--- Start DATA ROWS ---
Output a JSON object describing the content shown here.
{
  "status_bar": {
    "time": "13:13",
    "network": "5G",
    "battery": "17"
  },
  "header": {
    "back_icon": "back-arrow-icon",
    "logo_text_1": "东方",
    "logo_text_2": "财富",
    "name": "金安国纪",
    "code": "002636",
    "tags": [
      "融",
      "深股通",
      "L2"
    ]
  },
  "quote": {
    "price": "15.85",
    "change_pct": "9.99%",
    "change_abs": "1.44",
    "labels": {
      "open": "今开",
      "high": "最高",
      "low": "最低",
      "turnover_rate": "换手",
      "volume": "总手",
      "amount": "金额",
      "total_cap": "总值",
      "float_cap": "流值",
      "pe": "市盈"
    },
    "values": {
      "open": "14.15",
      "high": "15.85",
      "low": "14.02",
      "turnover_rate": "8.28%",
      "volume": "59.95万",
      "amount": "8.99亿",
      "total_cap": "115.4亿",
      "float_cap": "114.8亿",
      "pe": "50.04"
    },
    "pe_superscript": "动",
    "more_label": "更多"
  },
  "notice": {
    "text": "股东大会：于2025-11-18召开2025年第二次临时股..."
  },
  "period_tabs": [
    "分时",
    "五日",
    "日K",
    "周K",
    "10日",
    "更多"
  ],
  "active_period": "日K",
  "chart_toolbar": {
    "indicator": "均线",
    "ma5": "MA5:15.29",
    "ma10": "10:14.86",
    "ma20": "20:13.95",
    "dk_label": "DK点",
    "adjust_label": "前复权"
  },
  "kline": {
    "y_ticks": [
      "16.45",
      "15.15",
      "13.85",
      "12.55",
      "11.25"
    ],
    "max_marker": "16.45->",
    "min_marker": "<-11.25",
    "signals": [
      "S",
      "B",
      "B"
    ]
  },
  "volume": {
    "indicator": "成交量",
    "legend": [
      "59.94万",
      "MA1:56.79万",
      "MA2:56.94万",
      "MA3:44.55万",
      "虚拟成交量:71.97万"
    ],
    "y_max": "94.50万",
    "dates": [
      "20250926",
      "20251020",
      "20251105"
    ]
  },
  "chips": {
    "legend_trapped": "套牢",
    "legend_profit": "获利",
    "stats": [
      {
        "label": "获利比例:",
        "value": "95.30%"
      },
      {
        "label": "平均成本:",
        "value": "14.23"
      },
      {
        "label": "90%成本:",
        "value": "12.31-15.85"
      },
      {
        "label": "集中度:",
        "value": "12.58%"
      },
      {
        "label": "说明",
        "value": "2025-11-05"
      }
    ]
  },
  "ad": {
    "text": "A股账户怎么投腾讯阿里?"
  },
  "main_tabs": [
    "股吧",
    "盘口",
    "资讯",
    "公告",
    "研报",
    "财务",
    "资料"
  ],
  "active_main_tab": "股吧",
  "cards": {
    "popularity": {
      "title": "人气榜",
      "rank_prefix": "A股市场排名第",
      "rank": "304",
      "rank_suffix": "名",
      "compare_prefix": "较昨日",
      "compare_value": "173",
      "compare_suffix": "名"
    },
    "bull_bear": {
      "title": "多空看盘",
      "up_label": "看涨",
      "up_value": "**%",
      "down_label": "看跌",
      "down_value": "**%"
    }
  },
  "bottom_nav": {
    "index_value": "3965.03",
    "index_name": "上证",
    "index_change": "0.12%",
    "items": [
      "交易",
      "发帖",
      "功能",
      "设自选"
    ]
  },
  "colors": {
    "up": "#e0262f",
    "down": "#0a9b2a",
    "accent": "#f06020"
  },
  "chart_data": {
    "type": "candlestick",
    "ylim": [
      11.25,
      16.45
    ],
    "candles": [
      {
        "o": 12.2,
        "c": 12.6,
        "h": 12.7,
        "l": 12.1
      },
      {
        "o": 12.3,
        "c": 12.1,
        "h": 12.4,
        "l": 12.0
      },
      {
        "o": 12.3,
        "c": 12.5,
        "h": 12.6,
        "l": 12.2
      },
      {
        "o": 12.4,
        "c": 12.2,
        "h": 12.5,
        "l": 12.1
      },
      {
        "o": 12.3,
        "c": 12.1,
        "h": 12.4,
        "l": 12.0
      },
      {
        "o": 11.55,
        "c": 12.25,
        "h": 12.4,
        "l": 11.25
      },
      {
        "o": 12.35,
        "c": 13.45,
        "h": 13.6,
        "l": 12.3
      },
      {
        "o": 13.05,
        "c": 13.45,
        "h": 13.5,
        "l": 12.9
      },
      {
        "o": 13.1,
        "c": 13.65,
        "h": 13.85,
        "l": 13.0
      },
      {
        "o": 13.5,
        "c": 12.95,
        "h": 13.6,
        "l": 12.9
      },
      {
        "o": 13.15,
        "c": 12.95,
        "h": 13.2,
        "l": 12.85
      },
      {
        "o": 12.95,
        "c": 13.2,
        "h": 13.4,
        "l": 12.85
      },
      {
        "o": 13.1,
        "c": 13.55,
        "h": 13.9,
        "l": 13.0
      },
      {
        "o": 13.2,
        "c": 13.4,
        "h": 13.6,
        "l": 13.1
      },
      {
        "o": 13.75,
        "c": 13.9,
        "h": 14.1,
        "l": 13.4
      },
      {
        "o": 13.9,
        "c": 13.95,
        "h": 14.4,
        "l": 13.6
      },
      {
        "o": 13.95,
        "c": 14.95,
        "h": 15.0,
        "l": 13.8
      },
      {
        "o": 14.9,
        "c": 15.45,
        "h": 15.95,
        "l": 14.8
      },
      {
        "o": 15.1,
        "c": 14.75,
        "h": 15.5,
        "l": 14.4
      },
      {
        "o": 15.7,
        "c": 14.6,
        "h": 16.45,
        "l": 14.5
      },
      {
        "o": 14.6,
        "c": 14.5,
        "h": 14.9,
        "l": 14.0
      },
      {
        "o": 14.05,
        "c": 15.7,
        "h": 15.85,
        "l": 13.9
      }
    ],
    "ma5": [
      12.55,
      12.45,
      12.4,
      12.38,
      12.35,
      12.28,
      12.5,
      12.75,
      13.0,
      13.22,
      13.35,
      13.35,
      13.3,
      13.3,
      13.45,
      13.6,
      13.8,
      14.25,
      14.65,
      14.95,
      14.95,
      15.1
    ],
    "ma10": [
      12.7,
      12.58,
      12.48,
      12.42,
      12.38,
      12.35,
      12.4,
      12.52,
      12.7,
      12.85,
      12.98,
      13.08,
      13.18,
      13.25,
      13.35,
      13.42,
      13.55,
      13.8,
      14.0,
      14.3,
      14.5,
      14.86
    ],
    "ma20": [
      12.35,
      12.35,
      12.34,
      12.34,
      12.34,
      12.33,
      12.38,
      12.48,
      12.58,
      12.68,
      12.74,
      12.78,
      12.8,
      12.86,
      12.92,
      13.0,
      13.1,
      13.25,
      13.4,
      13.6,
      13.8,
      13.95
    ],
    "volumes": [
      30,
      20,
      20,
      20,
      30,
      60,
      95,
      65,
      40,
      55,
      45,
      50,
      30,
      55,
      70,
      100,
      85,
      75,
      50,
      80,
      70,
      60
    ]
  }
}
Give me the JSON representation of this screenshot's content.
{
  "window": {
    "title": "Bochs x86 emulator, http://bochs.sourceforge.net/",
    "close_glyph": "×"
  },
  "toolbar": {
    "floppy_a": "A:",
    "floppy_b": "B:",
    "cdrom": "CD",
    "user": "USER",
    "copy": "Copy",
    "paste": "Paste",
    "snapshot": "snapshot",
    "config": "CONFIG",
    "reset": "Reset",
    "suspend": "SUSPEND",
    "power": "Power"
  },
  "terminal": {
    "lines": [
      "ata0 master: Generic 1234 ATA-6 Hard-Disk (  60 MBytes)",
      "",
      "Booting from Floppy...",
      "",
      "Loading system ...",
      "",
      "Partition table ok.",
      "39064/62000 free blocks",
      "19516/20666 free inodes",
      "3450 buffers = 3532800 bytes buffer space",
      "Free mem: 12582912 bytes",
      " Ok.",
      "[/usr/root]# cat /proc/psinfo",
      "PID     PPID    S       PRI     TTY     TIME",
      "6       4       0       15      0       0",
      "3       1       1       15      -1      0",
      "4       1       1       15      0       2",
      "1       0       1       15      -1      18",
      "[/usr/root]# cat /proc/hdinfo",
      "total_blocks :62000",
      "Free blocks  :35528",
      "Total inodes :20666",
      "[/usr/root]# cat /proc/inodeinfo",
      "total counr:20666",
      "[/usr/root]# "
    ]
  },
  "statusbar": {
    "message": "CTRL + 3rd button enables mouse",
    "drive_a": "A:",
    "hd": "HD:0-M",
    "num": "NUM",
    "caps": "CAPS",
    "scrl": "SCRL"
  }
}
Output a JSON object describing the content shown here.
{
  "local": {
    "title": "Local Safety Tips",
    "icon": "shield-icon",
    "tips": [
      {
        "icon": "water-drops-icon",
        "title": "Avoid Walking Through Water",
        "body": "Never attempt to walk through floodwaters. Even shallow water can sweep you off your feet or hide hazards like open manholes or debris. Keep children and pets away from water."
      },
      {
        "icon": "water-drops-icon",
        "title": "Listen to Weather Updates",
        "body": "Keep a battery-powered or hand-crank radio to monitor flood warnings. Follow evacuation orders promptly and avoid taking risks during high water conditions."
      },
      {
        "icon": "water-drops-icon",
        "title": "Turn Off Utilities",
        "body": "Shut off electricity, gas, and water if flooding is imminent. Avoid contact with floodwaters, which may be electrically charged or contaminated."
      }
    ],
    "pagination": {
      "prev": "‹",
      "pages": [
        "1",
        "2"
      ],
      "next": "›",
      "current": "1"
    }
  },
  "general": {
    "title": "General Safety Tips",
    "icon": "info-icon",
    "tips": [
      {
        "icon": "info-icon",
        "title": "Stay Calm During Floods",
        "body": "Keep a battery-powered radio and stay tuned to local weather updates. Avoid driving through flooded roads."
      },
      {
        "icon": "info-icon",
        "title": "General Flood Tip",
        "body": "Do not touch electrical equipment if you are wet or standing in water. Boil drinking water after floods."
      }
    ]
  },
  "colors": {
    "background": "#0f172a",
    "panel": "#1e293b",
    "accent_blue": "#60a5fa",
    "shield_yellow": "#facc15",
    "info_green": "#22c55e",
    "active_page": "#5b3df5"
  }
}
--- End DATA ROWS ---
• [WHAT TO WORK ON]: Select, from the listing, all lines that include the word "high".

• [EXERCISE ANSWER]:
      "high": "最高",
      "high": "15.85",
        "body": "Keep a battery-powered or hand-crank radio to monitor flood warnings. Follow evacuation orders promptly and avoid taking risks during high water conditions."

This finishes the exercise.